(Recorded data)
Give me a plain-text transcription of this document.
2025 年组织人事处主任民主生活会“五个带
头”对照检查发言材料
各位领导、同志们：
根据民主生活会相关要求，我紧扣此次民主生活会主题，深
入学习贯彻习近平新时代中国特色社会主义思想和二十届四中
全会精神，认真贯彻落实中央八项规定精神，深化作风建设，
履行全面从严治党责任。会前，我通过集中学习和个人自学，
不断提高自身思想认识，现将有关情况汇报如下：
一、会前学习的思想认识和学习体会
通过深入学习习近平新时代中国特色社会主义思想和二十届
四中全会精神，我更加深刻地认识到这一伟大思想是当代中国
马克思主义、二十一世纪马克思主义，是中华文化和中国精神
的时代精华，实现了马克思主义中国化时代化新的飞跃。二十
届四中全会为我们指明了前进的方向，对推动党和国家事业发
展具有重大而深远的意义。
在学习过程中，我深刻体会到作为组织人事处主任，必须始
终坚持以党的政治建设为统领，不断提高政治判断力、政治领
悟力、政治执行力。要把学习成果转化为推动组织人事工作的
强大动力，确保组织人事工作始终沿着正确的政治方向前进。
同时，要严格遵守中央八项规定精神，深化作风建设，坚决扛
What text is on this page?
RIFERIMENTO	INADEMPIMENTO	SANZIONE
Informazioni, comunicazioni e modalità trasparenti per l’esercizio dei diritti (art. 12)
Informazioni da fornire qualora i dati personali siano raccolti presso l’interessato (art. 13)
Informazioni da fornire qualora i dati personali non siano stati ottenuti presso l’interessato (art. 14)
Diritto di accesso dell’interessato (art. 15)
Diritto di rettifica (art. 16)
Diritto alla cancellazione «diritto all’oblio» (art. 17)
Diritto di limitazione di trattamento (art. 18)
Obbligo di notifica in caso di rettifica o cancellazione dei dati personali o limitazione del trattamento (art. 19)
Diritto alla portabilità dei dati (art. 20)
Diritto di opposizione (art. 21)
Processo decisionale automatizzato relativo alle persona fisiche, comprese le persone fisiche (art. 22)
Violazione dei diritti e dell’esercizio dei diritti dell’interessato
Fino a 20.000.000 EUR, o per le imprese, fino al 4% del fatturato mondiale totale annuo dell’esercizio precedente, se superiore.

GOAL: Check each line of the records above for the word "Informazioni", then give the number of lines that have it, with no other words.

TASK RESPONSE: 3